Joe: But on consumer, eventually, your tenant will be able to buy a moving van, schedule a moving van to help them move, they’ll be able to schedule, they’ll be able to get somebody to walk their dog, and sit their dog. They’ll be able to get renters insurance, the landlord insurance, they’ll be able to refinance their mortgage, they’ll be able to buy a number of products, all of them have home warranty policies, have policies all in their equipment that are being tracked, all of those will be on the consumer side.

You move that into now a property manager and think of the larger scale. If for instance there’s retail consumers that sell, let’s just take refrigerator. On the other side, there are large distributors of this equipment that sell just to exclusive property managers. They’re looking for the same thing, really it’s flipping enterprise and allowing these back end suppliers to be the groups that pay for the software. You could go into the large property management company.

Let me give a small example, there’s single family, I’m just gonna use single family. There’s a sing family company that owns close to 20,000 single family properties in this country. These have all popped out of 2008, so there’s a number of them. They need software that is customized along a local level that feeds one mother ship but the end-users are different property managers everywhere. They need something that they can have unique, but their buying power is collectively.

Jason: Right.

Joe: We can now engage companies that are willing to distribute like a Home Depot that would love to have a contract to supply a refrigerator to every single one of those units on contract on demand with a button. Home Depot will pay for that software for that customer.

Jason: You’re kind of talking about some of the big players in the property management industry like the franchises, or the big outfits that have multiple locations.

Joe: Yup. We are thinking very big when we talk about disrupting property management software.

Jason: Regarding the consumer side, do you plan to maybe have anything in place so that the consumer that is using your service can then say, “You know what, I really don’t wanna deal with any of this.” Can they then transfer their account to a professional manager or pick one?

Joe: Yes. In fact, this is where the real core of the idea came out is I work with them. We are part owners in a few property management companies. I have a number of properties in this. Where we looked out, this is about six years ago, we looked at the property management company and like, “What are your ways to expand?” You only have a lawn mowing service, you have painting crew, we have all these different crews for fixing things up we’re like, “We can expand these services.” Then we found that just those parts of the business we’re trying to go their business.
☆ ☆ ☆
◆ **Problem**: Translate this sentence from the property management interview excerpt into Spanish: "We are thinking very big when we talk about disrupting property management software."

Stored items from a collection
☆ ☆ ☆
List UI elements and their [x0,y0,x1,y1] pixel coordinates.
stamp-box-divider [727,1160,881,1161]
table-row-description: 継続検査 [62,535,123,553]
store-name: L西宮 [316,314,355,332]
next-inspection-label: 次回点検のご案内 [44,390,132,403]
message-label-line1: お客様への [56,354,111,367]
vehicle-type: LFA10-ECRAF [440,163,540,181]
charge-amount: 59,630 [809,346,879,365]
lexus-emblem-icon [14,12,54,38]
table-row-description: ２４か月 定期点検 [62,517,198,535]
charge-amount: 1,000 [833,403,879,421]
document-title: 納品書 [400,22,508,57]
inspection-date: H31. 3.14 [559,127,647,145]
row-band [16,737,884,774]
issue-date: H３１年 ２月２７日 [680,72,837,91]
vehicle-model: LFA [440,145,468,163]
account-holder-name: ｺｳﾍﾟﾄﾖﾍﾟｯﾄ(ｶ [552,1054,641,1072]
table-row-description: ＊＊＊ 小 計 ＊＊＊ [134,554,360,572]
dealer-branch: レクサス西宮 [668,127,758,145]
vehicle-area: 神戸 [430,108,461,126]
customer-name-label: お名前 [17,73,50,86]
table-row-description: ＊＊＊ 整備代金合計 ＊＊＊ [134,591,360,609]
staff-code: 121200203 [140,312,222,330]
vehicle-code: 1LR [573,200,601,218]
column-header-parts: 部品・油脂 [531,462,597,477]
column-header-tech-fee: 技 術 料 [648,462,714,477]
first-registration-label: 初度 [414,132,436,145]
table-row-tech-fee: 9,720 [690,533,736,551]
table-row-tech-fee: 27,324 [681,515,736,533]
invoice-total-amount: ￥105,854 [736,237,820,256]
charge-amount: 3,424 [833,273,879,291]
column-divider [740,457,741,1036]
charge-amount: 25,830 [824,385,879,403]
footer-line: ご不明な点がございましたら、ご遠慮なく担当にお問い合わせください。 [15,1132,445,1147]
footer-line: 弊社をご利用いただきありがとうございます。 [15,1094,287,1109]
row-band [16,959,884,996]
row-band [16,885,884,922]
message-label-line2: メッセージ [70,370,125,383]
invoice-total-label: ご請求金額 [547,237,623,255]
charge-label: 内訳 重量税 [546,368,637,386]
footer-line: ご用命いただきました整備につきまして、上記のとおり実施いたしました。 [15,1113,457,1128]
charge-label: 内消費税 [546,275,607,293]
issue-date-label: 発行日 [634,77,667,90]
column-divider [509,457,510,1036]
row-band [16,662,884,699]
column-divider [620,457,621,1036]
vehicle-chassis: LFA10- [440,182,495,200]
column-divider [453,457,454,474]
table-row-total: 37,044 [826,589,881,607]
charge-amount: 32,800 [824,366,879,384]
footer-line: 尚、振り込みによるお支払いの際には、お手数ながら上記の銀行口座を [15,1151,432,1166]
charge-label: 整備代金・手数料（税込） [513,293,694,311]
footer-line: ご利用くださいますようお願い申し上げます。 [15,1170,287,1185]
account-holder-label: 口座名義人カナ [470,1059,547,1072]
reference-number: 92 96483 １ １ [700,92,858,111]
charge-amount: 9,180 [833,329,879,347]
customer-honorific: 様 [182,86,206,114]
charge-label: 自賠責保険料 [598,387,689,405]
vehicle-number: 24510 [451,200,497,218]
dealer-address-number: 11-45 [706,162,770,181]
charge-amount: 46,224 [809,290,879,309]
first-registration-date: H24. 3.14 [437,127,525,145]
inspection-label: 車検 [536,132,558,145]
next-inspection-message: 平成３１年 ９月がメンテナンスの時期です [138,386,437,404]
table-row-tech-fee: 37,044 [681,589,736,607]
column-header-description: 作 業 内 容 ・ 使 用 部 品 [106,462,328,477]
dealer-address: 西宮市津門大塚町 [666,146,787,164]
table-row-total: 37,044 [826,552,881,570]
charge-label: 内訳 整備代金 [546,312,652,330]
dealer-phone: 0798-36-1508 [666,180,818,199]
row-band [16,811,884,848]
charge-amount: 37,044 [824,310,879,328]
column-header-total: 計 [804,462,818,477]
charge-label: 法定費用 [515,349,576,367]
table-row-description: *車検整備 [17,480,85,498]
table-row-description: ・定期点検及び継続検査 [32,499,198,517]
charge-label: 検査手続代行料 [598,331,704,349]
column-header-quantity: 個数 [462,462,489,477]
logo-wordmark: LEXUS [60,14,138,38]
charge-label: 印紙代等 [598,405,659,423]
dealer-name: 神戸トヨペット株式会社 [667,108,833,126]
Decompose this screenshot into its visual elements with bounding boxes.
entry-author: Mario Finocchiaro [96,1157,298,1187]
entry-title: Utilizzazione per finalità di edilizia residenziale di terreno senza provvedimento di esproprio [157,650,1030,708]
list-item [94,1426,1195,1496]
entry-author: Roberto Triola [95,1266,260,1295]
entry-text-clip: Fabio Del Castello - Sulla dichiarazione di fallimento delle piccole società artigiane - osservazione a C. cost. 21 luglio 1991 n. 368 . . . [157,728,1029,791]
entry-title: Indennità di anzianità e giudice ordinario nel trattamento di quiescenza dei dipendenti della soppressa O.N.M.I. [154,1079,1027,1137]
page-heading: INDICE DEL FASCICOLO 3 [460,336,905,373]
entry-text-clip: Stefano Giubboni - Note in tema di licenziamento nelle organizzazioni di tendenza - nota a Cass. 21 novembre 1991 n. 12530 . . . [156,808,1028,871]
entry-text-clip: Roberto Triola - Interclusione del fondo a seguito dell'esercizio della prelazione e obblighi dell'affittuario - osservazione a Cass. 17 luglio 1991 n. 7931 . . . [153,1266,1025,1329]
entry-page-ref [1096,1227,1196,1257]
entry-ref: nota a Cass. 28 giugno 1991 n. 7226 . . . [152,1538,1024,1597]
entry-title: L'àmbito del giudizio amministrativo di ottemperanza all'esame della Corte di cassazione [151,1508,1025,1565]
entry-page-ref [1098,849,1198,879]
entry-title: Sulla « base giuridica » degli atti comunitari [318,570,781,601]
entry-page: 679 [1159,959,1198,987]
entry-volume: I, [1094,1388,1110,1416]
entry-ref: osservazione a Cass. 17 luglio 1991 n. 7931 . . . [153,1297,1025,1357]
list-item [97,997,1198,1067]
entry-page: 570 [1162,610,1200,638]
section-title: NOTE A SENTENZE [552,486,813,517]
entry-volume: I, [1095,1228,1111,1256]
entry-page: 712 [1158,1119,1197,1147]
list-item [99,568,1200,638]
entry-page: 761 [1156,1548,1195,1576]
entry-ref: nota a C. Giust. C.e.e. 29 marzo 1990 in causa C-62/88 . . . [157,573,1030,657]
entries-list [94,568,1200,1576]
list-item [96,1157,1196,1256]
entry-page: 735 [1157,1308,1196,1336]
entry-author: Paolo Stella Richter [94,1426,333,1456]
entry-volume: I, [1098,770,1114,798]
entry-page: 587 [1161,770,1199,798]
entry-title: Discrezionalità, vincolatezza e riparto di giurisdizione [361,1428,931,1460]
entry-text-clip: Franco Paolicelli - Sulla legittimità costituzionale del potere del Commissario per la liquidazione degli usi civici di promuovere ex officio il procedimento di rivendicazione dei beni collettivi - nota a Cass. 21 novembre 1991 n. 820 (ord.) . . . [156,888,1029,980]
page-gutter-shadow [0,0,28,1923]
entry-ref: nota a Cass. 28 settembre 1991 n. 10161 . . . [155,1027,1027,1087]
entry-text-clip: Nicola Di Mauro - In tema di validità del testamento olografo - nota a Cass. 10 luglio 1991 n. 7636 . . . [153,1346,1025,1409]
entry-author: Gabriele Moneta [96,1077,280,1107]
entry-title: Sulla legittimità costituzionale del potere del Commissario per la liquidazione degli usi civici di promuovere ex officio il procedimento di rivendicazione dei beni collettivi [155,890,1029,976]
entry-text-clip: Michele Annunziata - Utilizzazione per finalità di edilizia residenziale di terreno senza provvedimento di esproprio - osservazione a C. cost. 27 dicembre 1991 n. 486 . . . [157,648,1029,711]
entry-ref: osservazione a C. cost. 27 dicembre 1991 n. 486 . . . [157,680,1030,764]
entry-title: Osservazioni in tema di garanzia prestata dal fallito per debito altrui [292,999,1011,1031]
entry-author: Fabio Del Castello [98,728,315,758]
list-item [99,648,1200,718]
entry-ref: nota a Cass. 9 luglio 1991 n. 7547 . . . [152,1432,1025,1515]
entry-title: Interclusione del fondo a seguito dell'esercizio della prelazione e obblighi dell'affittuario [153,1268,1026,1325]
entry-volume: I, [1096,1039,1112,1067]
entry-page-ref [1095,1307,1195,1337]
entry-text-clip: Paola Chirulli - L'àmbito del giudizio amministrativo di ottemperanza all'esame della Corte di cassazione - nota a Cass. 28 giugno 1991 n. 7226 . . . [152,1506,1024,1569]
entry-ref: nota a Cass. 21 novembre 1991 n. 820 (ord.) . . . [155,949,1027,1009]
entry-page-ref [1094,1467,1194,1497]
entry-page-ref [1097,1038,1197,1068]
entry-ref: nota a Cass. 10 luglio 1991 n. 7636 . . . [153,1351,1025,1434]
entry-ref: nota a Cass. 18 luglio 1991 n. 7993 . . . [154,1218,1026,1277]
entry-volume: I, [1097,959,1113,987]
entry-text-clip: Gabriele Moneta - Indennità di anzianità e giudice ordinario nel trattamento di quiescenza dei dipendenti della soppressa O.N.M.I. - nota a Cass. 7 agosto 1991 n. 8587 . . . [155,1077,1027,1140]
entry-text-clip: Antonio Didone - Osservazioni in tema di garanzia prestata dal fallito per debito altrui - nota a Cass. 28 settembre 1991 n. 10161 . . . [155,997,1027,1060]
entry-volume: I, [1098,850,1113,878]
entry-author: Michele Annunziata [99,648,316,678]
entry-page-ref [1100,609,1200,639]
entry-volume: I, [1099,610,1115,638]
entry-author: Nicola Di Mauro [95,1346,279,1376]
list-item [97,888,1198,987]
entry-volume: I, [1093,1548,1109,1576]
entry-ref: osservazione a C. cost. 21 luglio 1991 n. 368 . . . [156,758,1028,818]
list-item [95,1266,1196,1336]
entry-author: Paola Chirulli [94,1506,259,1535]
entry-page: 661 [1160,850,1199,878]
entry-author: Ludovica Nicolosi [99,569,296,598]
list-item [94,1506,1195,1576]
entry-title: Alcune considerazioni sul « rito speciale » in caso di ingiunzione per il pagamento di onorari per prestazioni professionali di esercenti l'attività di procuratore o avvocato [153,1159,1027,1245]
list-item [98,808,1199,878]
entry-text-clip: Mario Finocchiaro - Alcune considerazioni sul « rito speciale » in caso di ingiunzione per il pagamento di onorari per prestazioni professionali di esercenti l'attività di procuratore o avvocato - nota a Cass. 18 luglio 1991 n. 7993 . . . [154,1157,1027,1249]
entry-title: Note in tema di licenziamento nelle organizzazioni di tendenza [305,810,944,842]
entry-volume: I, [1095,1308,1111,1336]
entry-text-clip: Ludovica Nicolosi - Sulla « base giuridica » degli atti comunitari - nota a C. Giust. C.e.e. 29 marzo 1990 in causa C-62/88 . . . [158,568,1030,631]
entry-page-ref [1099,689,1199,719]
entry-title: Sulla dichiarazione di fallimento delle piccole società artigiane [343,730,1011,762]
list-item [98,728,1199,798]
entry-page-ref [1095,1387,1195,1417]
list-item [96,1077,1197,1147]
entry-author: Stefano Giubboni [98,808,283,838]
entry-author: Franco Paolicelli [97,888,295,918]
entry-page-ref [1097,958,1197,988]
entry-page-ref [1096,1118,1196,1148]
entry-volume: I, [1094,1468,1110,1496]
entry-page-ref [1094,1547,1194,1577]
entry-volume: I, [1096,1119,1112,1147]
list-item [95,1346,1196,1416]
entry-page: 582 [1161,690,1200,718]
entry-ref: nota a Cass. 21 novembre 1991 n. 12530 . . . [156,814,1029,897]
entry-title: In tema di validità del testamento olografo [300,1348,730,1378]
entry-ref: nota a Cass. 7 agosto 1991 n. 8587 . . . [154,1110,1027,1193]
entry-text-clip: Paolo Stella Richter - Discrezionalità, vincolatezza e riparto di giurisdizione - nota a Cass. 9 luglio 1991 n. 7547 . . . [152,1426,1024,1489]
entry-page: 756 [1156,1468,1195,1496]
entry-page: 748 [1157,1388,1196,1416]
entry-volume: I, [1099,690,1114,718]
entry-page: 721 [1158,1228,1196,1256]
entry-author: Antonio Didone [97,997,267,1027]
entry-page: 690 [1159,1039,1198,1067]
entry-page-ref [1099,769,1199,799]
☆ ☆ ☆
◆ **Written solution**: Estamos pensando muy en grande cuando hablamos de revolucionar el software de gestión de propiedades.